What you will do —
Search the records that follow and extract every line containing the string "godkänner".

Collected data:
>>>

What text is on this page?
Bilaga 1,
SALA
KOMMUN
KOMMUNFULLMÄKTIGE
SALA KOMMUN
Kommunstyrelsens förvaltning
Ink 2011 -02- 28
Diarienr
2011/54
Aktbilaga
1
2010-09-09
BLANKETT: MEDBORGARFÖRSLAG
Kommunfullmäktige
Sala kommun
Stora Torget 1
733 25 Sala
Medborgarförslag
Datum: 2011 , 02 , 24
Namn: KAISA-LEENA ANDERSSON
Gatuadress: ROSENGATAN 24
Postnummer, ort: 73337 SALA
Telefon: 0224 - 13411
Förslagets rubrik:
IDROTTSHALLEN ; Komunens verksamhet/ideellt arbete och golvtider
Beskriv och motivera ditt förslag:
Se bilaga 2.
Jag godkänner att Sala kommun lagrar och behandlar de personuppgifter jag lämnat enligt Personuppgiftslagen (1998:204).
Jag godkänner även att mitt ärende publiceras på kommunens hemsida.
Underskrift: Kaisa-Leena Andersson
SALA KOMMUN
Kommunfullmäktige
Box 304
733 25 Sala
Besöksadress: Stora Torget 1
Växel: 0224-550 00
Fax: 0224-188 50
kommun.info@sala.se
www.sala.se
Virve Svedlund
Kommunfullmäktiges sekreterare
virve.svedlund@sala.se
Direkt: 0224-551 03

<<<

Answer to the task —
Jag godkänner att Sala kommun lagrar och behandlar de personuppgifter jag lämnat enligt Personuppgiftslagen (1998:204).
Jag godkänner även att mitt ärende publiceras på kommunens hemsida.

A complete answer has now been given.